### PROBLEM DETAILS
Nothing in the records may be left out or altered; reproduce them all exactly.
start EXERCISE INPUT
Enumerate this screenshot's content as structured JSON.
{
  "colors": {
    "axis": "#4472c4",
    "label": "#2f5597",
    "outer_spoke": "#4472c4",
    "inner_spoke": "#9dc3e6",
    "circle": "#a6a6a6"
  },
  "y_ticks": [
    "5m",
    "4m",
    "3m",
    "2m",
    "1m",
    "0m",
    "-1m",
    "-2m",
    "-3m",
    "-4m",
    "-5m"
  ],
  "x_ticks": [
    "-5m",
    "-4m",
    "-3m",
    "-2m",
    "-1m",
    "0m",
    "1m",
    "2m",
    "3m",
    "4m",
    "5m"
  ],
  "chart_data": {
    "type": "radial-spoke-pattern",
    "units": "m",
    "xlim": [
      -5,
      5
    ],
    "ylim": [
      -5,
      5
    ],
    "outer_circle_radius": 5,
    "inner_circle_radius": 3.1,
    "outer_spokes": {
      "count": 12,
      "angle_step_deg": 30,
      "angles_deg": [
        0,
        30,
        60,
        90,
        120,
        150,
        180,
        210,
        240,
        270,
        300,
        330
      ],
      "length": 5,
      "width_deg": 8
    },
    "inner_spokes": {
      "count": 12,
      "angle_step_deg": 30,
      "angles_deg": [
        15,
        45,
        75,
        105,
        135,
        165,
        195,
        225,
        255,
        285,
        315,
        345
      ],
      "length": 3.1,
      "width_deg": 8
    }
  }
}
end EXERCISE INPUT
### RESPONSE TO THE EXERCISE
Enumerate this screenshot's content as structured JSON.
{
  "colors": {
    "axis": "#4472c4",
    "label": "#2f5597",
    "outer_spoke": "#4472c4",
    "inner_spoke": "#9dc3e6",
    "circle": "#a6a6a6"
  },
  "y_ticks": [
    "5m",
    "4m",
    "3m",
    "2m",
    "1m",
    "0m",
    "-1m",
    "-2m",
    "-3m",
    "-4m",
    "-5m"
  ],
  "x_ticks": [
    "-5m",
    "-4m",
    "-3m",
    "-2m",
    "-1m",
    "0m",
    "1m",
    "2m",
    "3m",
    "4m",
    "5m"
  ],
  "chart_data": {
    "type": "radial-spoke-pattern",
    "units": "m",
    "xlim": [
      -5,
      5
    ],
    "ylim": [
      -5,
      5
    ],
    "outer_circle_radius": 5,
    "inner_circle_radius": 3.1,
    "outer_spokes": {
      "count": 12,
      "angle_step_deg": 30,
      "angles_deg": [
        0,
        30,
        60,
        90,
        120,
        150,
        180,
        210,
        240,
        270,
        300,
        330
      ],
      "length": 5,
      "width_deg": 8
    },
    "inner_spokes": {
      "count": 12,
      "angle_step_deg": 30,
      "angles_deg": [
        15,
        45,
        75,
        105,
        135,
        165,
        195,
        225,
        255,
        285,
        315,
        345
      ],
      "length": 3.1,
      "width_deg": 8
    }
  }
}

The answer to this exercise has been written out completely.